* **To do**
Everything from the line containing "Parse this screenshot: output" through the last line of the records must be returned verbatim, and nothing outside that range.

____

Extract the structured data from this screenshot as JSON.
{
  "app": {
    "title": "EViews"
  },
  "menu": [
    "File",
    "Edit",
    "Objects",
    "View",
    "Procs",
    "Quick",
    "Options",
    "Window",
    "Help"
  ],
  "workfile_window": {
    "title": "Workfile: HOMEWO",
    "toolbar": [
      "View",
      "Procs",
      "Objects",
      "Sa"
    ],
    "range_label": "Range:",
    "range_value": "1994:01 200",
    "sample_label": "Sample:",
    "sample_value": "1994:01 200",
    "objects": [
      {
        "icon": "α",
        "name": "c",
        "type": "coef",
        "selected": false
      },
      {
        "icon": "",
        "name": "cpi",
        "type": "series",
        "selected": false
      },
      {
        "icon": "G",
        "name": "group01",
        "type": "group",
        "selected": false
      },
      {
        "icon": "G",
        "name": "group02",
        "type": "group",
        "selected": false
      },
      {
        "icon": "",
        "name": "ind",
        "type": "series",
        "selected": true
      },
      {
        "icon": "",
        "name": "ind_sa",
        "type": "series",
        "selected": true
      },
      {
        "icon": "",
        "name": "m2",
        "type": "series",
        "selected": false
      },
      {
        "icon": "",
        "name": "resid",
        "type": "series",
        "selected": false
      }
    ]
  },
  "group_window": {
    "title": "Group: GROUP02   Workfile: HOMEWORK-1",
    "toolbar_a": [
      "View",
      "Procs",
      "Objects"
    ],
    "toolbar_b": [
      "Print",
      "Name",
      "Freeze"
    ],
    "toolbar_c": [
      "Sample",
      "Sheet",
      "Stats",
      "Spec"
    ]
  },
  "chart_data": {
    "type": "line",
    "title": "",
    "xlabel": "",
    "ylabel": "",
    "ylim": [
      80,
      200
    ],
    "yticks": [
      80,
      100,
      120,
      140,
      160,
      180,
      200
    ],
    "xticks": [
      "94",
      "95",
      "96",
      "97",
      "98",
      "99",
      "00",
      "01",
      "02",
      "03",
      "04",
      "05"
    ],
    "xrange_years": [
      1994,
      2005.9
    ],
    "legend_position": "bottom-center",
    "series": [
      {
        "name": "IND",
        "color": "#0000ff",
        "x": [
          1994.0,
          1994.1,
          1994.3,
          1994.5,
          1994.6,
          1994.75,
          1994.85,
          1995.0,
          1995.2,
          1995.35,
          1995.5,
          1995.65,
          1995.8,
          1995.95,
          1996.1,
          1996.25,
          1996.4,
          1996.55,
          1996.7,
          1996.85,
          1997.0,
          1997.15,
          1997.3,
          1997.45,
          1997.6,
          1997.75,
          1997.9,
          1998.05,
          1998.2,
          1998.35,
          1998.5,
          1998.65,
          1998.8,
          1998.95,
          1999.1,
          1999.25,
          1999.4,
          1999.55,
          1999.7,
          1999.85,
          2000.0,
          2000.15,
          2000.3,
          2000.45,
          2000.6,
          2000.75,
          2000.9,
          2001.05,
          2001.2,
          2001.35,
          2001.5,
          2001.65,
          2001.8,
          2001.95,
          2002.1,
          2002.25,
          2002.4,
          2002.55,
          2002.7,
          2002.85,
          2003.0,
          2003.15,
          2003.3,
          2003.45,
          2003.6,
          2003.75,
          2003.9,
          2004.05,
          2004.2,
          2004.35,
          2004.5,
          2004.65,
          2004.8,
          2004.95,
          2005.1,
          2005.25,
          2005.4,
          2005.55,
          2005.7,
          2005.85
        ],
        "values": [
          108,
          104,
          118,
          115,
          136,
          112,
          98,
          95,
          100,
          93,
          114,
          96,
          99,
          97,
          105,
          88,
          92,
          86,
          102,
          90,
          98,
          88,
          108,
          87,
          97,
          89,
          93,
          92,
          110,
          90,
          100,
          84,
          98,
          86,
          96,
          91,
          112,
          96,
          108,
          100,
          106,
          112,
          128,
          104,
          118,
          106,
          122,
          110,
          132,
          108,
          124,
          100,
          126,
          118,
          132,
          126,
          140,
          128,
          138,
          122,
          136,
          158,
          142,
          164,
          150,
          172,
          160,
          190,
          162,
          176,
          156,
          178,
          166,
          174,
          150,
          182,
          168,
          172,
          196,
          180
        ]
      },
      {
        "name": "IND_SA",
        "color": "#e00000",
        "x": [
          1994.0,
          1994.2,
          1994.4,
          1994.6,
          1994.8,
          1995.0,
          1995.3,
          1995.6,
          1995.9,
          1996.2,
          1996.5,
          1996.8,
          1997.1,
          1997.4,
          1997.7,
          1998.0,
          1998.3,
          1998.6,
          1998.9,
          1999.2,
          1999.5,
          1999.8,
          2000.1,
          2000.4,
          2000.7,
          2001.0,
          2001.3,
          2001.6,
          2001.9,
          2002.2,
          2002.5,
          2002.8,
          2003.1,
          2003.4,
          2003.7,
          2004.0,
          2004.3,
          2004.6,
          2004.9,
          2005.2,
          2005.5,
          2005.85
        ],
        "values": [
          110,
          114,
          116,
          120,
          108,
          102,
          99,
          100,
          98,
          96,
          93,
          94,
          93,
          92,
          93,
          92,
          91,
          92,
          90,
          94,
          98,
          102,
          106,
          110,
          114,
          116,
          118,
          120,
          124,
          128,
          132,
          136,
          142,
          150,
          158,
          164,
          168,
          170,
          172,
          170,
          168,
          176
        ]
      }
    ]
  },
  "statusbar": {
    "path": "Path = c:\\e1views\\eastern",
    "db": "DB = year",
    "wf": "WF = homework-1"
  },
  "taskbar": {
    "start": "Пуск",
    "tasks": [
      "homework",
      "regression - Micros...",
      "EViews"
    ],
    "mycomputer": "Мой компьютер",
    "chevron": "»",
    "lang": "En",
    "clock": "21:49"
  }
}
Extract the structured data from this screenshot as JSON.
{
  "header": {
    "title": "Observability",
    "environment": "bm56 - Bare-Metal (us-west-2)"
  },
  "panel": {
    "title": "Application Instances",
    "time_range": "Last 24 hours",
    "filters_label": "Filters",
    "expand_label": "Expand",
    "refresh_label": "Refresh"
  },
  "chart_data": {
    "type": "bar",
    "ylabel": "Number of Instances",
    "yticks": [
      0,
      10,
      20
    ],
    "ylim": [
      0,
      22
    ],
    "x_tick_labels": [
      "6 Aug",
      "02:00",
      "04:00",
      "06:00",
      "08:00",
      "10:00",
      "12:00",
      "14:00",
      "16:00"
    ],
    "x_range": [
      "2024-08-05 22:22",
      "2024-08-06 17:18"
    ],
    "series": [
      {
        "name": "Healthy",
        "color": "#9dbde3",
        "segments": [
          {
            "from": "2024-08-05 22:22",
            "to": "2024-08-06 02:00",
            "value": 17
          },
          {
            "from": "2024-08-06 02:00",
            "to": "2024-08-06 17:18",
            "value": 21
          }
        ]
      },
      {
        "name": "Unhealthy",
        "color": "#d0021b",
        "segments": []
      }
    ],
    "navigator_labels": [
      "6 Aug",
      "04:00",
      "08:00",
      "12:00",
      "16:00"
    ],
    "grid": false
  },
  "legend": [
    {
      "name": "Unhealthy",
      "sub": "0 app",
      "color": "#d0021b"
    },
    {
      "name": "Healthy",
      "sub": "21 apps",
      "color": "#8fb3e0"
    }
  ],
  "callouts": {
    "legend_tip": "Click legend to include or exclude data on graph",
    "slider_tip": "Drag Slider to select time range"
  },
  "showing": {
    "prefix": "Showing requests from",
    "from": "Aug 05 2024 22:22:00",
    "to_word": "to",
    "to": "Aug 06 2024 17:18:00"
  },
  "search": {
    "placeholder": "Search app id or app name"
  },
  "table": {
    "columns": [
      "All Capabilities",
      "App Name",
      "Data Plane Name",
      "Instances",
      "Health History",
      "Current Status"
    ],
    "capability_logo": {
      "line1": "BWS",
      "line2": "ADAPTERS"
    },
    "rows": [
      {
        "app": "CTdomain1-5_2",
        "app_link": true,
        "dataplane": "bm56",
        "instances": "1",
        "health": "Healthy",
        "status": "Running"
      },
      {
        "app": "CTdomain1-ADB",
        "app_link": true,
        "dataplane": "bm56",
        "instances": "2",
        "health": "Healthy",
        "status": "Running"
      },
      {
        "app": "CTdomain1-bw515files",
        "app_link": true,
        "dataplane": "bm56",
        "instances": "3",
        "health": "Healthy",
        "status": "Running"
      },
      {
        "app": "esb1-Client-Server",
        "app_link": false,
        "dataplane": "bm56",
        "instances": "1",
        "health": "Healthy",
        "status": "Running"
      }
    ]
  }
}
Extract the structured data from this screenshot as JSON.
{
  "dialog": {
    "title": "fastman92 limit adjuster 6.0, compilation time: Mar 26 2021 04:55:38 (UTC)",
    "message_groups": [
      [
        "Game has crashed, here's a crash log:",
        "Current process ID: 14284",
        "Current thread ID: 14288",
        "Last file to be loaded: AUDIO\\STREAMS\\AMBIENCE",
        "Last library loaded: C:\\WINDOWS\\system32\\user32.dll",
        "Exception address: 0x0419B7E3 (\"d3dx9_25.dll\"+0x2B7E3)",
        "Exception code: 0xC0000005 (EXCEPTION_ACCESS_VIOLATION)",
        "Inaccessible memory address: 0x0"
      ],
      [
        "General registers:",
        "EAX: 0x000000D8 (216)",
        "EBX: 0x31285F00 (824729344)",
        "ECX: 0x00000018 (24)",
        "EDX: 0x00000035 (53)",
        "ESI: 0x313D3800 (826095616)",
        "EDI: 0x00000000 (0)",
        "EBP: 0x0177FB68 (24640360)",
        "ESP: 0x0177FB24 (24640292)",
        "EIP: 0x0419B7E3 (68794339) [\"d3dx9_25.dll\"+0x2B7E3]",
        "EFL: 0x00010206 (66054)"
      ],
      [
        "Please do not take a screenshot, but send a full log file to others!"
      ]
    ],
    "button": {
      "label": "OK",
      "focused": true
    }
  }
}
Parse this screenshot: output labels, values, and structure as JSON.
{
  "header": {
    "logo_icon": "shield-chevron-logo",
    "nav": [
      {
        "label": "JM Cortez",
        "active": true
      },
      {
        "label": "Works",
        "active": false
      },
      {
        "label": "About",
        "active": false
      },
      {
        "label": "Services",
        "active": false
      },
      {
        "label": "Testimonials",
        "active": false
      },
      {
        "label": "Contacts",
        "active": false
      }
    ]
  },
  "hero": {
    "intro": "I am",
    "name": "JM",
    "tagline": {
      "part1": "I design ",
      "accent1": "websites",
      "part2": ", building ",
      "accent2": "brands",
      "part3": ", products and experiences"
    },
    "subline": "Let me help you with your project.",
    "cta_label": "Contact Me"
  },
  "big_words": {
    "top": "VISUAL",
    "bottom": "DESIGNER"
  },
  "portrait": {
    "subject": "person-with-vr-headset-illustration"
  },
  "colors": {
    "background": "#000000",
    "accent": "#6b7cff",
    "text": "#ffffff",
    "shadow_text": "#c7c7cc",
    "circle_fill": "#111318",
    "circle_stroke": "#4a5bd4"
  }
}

____

* **Solution**
Parse this screenshot: output labels, values, and structure as JSON.
{
  "header": {
    "logo_icon": "shield-chevron-logo",
    "nav": [
      {
        "label": "JM Cortez",
        "active": true
      },
      {
        "label": "Works",
        "active": false
      },
      {
        "label": "About",
        "active": false
      },
      {
        "label": "Services",
        "active": false
      },
      {
        "label": "Testimonials",
        "active": false
      },
      {
        "label": "Contacts",
        "active": false
      }
    ]
  },
  "hero": {
    "intro": "I am",
    "name": "JM",
    "tagline": {
      "part1": "I design ",
      "accent1": "websites",
      "part2": ", building ",
      "accent2": "brands",
      "part3": ", products and experiences"
    },
    "subline": "Let me help you with your project.",
    "cta_label": "Contact Me"
  },
  "big_words": {
    "top": "VISUAL",
    "bottom": "DESIGNER"
  },
  "portrait": {
    "subject": "person-with-vr-headset-illustration"
  },
  "colors": {
    "background": "#000000",
    "accent": "#6b7cff",
    "text": "#ffffff",
    "shadow_text": "#c7c7cc",
    "circle_fill": "#111318",
    "circle_stroke": "#4a5bd4"
  }
}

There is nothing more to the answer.